Task inputs ::
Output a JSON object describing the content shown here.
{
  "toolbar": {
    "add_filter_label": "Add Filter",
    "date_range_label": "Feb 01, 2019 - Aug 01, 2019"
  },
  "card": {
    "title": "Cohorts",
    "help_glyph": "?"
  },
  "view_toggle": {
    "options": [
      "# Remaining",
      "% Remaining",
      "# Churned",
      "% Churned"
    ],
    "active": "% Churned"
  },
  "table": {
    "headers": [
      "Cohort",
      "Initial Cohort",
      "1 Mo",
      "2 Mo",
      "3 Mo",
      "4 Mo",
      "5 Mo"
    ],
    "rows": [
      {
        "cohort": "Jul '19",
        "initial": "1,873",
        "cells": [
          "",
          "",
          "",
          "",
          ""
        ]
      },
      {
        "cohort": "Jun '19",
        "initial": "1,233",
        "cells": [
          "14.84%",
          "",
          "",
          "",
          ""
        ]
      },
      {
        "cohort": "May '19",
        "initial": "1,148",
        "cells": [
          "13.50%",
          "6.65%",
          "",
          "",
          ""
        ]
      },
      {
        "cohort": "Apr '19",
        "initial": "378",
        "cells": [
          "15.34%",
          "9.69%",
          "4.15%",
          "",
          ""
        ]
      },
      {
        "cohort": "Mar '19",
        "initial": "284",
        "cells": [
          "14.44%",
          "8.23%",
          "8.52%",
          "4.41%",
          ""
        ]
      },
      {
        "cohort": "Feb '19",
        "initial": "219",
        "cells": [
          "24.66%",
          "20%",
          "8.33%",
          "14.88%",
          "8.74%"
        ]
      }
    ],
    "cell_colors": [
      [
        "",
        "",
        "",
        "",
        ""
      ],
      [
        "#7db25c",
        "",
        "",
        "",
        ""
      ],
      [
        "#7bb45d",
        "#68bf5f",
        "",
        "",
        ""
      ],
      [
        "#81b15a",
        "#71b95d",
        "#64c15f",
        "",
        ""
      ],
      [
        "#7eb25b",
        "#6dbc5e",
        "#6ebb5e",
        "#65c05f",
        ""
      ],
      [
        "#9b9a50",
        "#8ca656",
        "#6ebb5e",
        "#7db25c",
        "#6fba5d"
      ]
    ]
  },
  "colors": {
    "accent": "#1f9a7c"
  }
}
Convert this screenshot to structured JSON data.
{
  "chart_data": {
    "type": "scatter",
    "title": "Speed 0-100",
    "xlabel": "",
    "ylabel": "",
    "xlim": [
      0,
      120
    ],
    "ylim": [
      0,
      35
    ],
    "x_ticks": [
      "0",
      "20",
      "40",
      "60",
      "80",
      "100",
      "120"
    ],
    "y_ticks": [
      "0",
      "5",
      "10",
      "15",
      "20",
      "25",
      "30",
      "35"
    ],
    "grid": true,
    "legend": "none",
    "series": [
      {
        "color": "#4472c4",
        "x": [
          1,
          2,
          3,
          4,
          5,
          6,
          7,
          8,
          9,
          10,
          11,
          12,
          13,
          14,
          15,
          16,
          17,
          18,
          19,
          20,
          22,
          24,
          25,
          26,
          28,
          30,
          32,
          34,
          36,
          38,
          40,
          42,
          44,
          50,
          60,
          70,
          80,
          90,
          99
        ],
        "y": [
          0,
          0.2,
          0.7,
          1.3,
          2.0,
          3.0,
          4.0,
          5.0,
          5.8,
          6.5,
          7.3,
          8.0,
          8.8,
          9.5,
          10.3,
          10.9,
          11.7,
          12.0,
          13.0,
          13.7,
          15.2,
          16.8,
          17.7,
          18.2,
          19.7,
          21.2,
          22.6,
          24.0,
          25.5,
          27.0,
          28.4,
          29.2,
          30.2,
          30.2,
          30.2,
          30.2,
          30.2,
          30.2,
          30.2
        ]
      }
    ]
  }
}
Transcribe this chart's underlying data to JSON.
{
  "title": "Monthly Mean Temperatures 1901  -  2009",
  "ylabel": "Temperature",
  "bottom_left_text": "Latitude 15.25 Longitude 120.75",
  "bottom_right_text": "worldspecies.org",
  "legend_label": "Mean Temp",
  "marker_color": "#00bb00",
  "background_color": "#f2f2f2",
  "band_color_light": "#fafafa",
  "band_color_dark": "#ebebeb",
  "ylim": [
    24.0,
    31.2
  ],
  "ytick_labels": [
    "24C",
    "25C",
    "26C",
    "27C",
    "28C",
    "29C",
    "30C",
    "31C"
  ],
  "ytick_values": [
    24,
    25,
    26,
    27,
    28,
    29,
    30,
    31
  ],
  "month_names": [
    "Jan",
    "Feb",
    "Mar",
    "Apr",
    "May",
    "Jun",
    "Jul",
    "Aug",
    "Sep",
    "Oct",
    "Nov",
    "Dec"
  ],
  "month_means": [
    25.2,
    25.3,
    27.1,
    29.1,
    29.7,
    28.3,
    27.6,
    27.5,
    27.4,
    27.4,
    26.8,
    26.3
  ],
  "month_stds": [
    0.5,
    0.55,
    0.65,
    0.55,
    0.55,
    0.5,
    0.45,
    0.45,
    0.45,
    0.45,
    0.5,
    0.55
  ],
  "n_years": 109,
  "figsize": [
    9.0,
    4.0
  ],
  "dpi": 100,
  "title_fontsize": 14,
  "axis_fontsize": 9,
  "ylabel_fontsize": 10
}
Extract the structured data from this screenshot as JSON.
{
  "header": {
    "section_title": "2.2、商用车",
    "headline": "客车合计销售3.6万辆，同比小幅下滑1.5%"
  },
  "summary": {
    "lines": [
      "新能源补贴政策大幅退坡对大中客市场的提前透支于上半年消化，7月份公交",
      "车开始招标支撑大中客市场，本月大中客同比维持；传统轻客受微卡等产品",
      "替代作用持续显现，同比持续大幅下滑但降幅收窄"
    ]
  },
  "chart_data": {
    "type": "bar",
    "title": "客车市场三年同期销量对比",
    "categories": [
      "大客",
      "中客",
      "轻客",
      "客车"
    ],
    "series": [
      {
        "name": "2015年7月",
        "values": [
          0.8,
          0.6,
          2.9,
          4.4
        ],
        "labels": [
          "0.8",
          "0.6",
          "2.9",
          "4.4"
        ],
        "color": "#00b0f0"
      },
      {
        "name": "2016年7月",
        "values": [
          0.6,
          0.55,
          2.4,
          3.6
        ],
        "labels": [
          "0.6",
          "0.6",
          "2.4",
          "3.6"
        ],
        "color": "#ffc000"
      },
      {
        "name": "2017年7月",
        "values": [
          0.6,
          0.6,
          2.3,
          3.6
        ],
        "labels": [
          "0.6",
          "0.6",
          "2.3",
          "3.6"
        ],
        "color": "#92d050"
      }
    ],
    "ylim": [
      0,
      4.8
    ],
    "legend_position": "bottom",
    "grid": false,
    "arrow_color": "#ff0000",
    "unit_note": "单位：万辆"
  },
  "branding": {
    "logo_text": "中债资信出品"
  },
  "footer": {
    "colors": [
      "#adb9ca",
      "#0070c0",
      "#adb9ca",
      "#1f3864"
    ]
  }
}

To be done :: Filter the records for lines holding the string "structured". Copy each one.

Exercise answer ::
Convert this screenshot to structured JSON data.
Extract the structured data from this screenshot as JSON.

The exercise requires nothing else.